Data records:
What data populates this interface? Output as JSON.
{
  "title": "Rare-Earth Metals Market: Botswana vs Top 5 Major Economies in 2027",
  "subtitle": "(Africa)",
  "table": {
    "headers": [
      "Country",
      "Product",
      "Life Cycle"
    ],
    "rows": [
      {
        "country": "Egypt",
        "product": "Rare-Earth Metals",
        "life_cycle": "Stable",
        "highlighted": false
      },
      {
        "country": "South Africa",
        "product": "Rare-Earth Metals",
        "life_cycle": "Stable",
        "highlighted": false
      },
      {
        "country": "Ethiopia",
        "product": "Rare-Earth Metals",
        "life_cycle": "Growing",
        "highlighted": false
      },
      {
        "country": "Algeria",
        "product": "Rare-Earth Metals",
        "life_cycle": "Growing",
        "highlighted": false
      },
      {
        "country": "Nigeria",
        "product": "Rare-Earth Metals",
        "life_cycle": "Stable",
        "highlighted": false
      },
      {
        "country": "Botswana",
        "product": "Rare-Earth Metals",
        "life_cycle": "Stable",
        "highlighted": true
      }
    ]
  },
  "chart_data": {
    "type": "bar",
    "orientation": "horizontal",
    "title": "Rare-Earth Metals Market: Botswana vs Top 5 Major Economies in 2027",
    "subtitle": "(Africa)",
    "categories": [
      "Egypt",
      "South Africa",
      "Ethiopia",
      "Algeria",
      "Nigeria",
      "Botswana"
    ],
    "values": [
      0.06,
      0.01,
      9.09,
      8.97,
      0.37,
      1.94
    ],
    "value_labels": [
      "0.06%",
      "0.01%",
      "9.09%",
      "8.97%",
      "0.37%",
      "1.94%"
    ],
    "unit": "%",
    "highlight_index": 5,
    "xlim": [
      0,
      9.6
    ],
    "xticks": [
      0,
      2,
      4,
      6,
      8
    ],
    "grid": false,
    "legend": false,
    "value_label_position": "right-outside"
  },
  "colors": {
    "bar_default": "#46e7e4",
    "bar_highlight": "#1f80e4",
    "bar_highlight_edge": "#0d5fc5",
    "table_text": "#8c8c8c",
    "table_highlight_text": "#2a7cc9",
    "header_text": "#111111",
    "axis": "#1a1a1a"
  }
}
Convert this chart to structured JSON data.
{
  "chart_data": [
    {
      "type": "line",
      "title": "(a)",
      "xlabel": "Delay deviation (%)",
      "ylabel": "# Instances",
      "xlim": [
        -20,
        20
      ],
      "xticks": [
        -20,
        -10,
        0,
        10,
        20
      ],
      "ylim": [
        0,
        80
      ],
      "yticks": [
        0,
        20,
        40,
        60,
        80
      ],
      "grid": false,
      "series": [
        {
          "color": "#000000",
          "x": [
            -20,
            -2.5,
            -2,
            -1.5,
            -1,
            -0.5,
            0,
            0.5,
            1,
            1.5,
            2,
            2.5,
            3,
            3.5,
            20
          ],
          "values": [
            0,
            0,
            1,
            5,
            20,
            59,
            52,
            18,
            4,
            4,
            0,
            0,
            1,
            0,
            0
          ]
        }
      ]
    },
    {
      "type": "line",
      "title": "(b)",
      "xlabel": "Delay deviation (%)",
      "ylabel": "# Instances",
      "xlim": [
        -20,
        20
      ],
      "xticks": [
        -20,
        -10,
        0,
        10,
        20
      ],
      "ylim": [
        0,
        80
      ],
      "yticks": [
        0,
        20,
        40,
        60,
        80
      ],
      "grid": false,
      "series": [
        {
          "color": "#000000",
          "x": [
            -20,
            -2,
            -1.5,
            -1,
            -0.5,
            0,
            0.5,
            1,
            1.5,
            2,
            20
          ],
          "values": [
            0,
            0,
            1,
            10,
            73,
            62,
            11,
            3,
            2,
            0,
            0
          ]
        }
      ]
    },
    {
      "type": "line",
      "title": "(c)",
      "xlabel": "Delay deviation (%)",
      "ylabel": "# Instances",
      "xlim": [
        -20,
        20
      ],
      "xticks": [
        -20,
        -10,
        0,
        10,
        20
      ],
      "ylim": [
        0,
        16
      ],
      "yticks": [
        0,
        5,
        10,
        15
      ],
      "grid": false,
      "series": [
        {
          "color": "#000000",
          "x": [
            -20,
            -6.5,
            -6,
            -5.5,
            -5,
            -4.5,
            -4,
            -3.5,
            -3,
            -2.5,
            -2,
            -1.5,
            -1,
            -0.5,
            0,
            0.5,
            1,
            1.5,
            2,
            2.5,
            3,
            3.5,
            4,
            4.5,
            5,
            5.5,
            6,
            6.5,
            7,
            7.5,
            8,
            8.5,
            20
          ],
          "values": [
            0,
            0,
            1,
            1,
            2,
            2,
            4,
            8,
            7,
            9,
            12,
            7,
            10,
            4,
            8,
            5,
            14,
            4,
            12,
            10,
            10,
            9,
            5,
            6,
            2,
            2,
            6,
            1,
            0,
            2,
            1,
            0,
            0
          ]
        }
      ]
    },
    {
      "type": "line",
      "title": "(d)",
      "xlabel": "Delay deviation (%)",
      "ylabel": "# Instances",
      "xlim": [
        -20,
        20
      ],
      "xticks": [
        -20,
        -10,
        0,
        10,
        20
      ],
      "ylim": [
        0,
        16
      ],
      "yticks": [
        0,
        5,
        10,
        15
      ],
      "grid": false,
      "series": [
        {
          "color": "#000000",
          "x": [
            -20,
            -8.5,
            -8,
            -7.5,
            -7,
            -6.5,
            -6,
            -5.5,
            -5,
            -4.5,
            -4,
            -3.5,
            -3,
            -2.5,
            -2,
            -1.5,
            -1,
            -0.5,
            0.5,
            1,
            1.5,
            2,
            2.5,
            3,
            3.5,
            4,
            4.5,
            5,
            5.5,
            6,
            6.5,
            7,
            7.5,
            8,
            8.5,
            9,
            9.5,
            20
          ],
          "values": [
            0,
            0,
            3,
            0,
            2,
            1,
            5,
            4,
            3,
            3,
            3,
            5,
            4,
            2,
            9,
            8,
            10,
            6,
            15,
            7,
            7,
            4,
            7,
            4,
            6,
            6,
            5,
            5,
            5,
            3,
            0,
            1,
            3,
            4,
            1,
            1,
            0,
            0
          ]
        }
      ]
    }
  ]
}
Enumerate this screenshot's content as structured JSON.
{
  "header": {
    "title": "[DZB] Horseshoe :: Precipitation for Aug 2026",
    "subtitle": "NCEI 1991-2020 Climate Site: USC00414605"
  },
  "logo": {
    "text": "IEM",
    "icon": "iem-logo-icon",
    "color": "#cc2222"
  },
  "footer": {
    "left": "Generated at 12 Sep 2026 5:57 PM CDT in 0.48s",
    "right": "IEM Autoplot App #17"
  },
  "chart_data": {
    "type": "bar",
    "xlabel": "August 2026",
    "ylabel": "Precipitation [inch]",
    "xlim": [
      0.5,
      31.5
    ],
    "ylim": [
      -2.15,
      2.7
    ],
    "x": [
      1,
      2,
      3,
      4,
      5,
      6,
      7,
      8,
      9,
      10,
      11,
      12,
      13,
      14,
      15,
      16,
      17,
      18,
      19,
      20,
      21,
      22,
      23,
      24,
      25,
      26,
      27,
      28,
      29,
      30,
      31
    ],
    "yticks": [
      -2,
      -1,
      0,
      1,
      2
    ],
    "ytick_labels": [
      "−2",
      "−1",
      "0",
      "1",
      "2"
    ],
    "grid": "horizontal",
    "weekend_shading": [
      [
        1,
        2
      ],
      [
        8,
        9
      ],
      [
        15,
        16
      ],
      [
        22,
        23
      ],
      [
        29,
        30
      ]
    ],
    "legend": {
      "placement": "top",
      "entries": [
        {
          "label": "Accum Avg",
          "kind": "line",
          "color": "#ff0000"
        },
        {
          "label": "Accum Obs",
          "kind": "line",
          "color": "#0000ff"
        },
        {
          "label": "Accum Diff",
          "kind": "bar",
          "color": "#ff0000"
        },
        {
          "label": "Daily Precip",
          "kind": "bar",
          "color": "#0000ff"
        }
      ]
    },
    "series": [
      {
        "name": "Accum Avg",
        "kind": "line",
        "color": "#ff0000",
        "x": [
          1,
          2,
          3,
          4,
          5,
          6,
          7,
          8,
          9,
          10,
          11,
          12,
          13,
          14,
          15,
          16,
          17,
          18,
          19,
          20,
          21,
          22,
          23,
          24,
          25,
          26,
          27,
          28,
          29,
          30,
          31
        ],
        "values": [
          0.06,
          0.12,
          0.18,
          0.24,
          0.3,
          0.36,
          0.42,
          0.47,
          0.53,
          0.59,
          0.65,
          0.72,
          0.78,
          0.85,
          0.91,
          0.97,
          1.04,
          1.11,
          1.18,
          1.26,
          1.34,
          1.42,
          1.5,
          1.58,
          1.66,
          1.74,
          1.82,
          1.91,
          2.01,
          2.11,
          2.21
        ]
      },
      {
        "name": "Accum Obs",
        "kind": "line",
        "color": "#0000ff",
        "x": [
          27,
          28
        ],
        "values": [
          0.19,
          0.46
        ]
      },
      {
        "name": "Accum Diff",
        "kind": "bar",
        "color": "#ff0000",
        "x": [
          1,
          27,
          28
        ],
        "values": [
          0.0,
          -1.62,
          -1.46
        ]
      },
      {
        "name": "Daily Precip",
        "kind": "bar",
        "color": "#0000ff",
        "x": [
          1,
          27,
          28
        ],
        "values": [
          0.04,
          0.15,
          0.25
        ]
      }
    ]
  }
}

Task to carry out: Filter the entries down to the lines containing "this". Copy each of those lines.

Task solution:
What data populates this interface? Output as JSON.
Convert this chart to structured JSON data.
Enumerate this screenshot's content as structured JSON.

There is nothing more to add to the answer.